(Objective) Look below. Copy each line that has "numeric" in it.

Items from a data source
....
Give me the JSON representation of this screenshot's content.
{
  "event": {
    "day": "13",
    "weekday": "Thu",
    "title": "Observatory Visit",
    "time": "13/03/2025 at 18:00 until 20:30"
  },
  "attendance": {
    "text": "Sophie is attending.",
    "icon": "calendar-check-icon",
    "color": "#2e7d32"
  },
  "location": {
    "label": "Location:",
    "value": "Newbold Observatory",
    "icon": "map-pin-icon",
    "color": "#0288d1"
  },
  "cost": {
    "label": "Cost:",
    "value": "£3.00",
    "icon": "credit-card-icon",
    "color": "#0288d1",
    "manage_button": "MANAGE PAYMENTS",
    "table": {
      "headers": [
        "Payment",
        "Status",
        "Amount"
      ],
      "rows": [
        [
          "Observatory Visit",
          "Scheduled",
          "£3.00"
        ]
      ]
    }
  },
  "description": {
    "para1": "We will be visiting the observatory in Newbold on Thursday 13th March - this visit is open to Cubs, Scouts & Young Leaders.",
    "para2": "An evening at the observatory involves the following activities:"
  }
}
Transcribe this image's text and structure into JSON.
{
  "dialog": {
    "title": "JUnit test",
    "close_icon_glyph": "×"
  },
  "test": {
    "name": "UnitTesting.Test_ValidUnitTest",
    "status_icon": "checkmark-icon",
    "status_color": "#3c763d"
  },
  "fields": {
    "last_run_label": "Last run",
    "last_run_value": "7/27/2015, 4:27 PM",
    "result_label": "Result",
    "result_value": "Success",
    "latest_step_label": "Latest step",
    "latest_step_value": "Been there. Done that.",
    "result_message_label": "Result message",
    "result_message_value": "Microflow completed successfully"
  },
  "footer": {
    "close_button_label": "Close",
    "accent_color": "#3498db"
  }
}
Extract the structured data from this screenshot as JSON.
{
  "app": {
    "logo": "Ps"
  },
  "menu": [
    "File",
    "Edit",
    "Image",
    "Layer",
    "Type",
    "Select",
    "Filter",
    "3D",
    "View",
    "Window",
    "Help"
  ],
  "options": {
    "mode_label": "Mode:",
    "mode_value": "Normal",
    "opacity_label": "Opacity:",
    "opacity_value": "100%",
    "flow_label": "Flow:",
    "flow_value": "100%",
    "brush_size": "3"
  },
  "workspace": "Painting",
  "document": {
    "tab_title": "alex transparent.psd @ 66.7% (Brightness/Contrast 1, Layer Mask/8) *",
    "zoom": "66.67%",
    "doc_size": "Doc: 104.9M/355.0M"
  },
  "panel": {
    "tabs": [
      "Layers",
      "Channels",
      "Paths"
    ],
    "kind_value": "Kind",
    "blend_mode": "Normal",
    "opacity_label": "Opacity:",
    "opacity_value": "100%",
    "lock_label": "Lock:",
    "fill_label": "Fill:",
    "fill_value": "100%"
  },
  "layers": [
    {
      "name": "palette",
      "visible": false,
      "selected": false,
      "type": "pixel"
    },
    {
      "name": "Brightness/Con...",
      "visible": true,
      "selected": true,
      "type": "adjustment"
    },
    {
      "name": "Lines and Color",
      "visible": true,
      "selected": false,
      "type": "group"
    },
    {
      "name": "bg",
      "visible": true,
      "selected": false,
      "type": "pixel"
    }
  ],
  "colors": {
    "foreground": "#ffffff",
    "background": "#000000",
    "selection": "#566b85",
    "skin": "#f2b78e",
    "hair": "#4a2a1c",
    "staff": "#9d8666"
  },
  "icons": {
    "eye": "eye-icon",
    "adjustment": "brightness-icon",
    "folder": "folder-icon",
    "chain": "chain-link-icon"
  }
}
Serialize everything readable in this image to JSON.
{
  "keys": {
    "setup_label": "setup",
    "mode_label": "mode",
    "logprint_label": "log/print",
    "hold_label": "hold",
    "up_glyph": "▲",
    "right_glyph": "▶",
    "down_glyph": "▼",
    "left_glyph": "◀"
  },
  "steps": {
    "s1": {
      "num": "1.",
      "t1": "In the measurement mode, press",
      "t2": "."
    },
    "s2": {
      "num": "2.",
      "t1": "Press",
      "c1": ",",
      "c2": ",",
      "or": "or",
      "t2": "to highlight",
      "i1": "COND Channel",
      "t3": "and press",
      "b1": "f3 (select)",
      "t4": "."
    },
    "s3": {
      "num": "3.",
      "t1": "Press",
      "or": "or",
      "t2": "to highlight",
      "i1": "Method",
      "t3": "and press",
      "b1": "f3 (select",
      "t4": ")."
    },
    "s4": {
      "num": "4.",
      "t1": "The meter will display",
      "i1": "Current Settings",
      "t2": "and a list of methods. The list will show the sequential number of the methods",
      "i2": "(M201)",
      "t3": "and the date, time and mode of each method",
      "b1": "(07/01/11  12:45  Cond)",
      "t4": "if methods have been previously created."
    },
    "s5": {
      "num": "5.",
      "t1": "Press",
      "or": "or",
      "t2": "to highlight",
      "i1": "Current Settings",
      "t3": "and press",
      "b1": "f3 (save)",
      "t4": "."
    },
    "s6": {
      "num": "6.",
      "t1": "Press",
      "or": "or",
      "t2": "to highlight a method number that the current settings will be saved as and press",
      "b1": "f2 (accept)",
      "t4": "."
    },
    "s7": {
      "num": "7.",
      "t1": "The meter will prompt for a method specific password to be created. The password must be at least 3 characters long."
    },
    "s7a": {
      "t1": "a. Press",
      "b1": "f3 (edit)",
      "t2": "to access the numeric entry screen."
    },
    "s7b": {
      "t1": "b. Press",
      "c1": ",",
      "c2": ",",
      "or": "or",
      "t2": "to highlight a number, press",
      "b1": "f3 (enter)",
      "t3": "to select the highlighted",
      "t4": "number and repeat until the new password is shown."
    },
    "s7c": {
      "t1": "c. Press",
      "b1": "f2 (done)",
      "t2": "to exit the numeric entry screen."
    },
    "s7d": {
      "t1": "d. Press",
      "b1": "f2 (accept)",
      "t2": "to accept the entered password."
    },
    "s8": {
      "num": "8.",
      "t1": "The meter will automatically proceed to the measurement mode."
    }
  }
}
....
(Response to the exercise)
      "t2": "to access the numeric entry screen."
      "t2": "to exit the numeric entry screen."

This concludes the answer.